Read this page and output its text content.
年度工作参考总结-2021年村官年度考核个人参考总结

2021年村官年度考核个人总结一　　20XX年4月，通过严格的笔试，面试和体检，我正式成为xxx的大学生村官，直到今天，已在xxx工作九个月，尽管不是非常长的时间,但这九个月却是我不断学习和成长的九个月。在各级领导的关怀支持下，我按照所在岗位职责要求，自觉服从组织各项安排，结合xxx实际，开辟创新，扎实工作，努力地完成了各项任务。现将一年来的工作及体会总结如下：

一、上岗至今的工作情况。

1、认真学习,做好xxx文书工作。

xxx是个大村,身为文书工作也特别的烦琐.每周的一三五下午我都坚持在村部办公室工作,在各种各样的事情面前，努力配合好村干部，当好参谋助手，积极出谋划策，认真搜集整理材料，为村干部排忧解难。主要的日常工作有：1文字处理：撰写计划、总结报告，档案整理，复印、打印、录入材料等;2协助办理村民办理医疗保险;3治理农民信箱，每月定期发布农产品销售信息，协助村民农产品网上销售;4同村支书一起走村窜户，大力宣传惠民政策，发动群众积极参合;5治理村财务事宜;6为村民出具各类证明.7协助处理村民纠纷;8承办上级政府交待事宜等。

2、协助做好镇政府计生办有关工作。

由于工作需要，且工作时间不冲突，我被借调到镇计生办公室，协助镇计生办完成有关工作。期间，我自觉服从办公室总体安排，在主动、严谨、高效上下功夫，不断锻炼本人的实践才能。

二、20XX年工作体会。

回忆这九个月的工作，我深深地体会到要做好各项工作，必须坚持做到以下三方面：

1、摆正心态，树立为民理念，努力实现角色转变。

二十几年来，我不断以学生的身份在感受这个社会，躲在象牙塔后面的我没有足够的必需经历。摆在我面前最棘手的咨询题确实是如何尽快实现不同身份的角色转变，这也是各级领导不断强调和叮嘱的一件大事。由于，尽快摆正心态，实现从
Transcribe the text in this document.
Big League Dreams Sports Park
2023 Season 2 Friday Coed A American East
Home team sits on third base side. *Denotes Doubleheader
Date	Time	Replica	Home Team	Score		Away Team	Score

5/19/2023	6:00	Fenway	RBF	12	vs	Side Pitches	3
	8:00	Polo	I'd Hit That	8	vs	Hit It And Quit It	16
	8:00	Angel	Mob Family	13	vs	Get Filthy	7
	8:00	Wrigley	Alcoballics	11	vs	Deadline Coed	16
::::
Task objective:
Copy the records above exactly.

Exercise output:
Read this page and output its text content.
年度工作参考总结-2021年村官年度考核个人参考总结

2021年村官年度考核个人总结一　　20XX年4月，通过严格的笔试，面试和体检，我正式成为xxx的大学生村官，直到今天，已在xxx工作九个月，尽管不是非常长的时间,但这九个月却是我不断学习和成长的九个月。在各级领导的关怀支持下，我按照所在岗位职责要求，自觉服从组织各项安排，结合xxx实际，开辟创新，扎实工作，努力地完成了各项任务。现将一年来的工作及体会总结如下：

一、上岗至今的工作情况。

1、认真学习,做好xxx文书工作。

xxx是个大村,身为文书工作也特别的烦琐.每周的一三五下午我都坚持在村部办公室工作,在各种各样的事情面前，努力配合好村干部，当好参谋助手，积极出谋划策，认真搜集整理材料，为村干部排忧解难。主要的日常工作有：1文字处理：撰写计划、总结报告，档案整理，复印、打印、录入材料等;2协助办理村民办理医疗保险;3治理农民信箱，每月定期发布农产品销售信息，协助村民农产品网上销售;4同村支书一起走村窜户，大力宣传惠民政策，发动群众积极参合;5治理村财务事宜;6为村民出具各类证明.7协助处理村民纠纷;8承办上级政府交待事宜等。

2、协助做好镇政府计生办有关工作。

由于工作需要，且工作时间不冲突，我被借调到镇计生办公室，协助镇计生办完成有关工作。期间，我自觉服从办公室总体安排，在主动、严谨、高效上下功夫，不断锻炼本人的实践才能。

二、20XX年工作体会。

回忆这九个月的工作，我深深地体会到要做好各项工作，必须坚持做到以下三方面：

1、摆正心态，树立为民理念，努力实现角色转变。

二十几年来，我不断以学生的身份在感受这个社会，躲在象牙塔后面的我没有足够的必需经历。摆在我面前最棘手的咨询题确实是如何尽快实现不同身份的角色转变，这也是各级领导不断强调和叮嘱的一件大事。由于，尽快摆正心态，实现从
Transcribe the text in this document.
Big League Dreams Sports Park
2023 Season 2 Friday Coed A American East
Home team sits on third base side. *Denotes Doubleheader
Date	Time	Replica	Home Team	Score		Away Team	Score

5/19/2023	6:00	Fenway	RBF	12	vs	Side Pitches	3
	8:00	Polo	I'd Hit That	8	vs	Hit It And Quit It	16
	8:00	Angel	Mob Family	13	vs	Get Filthy	7
	8:00	Wrigley	Alcoballics	11	vs	Deadline Coed	16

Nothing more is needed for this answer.